→ **The problem**
Go through the entries below and return every line that contains "Relative".

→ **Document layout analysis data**
-=-=-=-=-
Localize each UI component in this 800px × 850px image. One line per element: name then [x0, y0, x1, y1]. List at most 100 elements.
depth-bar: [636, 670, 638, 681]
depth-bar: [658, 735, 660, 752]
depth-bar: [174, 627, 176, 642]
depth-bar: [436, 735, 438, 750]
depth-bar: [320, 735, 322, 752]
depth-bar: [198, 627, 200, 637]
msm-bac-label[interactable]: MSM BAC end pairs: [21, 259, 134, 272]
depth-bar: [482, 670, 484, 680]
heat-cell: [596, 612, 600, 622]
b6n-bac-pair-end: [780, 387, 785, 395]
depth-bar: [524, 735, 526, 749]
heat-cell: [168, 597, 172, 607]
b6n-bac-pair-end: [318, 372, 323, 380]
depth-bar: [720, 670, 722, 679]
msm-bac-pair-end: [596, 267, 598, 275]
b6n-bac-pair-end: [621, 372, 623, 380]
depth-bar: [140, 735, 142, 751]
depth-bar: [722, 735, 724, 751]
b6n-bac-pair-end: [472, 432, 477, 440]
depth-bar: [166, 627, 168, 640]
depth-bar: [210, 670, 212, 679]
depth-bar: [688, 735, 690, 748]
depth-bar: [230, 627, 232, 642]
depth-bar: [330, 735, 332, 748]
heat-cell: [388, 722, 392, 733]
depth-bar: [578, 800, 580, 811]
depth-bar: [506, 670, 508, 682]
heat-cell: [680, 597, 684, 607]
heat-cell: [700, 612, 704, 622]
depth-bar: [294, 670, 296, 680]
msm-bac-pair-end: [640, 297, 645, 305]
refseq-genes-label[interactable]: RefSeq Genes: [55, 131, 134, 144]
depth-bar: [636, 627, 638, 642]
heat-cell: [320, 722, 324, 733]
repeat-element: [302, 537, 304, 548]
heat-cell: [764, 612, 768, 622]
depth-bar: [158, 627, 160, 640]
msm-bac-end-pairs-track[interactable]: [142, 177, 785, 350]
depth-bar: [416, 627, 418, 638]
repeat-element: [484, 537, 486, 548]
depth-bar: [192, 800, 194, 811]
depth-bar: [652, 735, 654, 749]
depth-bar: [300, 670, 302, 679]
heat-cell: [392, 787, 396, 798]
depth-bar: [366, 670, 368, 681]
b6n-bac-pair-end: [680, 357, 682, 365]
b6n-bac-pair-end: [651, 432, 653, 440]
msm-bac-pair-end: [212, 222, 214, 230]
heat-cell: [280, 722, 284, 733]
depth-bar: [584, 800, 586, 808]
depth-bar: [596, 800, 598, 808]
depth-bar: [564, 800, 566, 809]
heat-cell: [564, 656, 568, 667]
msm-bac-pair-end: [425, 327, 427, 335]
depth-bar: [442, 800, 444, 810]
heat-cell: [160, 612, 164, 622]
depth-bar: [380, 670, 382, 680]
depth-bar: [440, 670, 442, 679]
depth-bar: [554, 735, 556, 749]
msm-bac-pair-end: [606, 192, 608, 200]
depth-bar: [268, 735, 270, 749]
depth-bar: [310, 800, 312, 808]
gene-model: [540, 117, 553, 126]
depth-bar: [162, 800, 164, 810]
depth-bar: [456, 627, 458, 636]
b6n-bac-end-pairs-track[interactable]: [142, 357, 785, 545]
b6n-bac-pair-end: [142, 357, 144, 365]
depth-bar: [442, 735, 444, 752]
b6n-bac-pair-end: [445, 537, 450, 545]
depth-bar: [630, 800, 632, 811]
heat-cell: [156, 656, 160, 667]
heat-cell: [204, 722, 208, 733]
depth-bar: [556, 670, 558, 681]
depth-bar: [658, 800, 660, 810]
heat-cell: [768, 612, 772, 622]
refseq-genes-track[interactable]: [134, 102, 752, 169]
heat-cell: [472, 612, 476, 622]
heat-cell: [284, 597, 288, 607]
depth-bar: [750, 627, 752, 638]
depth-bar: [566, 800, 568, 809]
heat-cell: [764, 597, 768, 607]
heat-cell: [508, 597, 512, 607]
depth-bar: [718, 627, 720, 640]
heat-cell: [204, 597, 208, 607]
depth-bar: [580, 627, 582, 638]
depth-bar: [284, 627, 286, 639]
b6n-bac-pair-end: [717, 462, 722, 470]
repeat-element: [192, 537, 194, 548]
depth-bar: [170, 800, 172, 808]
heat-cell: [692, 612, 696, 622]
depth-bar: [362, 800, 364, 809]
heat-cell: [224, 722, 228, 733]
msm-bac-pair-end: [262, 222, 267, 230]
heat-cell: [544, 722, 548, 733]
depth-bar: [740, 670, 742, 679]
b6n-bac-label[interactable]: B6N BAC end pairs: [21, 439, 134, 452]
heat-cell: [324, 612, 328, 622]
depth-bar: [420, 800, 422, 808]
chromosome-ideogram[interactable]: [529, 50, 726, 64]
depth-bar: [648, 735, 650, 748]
-=-=-=-=-
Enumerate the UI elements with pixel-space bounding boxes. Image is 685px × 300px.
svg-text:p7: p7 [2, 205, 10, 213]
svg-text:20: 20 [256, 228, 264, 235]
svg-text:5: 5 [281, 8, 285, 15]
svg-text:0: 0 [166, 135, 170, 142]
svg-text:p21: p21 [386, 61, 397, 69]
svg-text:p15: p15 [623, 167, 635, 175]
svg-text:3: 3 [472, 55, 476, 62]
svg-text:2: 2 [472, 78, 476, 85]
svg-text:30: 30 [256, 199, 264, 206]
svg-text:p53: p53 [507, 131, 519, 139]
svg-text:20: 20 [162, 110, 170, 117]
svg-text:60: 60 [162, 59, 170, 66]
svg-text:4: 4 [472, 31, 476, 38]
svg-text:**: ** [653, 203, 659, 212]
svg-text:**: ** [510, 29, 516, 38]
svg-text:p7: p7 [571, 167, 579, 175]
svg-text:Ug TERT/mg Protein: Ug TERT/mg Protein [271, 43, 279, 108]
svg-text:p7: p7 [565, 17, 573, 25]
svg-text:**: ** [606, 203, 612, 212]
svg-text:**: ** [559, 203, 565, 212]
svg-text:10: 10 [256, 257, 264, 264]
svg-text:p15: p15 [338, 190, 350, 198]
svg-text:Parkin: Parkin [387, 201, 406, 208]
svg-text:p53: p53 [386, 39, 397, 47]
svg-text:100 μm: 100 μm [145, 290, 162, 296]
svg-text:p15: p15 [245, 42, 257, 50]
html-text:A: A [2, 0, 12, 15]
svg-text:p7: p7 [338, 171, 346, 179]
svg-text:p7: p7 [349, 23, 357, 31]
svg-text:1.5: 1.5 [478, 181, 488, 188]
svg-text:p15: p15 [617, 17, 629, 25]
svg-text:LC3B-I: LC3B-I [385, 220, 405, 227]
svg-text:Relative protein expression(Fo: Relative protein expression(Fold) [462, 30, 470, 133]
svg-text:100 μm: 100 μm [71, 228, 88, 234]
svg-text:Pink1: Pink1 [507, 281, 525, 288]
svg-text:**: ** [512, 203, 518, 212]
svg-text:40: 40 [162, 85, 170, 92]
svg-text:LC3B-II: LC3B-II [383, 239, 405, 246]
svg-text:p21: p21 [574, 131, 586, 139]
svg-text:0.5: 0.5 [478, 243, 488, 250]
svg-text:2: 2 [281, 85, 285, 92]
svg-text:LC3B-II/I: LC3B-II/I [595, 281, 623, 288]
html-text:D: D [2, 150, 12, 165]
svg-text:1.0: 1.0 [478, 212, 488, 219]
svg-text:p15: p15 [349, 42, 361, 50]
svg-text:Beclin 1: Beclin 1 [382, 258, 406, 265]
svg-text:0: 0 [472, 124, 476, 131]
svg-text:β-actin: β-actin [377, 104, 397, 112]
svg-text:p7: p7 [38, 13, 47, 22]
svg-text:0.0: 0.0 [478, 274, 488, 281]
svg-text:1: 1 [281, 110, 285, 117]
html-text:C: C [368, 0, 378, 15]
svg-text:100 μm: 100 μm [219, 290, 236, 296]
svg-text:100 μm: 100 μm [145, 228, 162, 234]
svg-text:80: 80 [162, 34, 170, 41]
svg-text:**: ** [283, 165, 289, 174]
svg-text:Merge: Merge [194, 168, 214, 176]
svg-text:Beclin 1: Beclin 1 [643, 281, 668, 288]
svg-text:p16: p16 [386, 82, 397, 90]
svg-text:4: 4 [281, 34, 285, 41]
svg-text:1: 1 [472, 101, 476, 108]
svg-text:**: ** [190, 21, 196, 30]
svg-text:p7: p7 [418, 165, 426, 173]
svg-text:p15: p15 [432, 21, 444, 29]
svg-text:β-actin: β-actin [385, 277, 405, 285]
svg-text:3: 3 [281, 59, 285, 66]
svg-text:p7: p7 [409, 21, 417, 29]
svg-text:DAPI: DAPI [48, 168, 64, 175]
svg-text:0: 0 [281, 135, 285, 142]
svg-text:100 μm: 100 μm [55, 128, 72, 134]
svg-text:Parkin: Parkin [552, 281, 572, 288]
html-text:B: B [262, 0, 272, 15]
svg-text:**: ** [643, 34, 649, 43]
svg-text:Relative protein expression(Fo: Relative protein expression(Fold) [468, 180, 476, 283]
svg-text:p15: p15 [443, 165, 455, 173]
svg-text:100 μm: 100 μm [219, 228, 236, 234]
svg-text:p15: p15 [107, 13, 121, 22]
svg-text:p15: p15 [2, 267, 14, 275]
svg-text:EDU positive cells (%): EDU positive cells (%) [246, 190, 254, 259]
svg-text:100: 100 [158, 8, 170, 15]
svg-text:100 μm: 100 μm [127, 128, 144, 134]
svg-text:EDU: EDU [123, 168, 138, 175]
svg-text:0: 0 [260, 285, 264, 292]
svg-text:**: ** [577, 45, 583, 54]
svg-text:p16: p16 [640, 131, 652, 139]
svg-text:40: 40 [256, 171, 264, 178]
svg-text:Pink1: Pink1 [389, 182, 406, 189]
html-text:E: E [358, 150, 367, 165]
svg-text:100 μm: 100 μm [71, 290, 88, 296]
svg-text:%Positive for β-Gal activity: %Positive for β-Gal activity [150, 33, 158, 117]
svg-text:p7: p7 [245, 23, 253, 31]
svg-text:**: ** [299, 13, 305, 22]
-=-=-=-=-
→ **Solution for this task**
svg-text:Relative protein expression(Fo: Relative protein expression(Fold) [462, 30, 470, 133]
svg-text:Relative protein expression(Fo: Relative protein expression(Fold) [468, 180, 476, 283]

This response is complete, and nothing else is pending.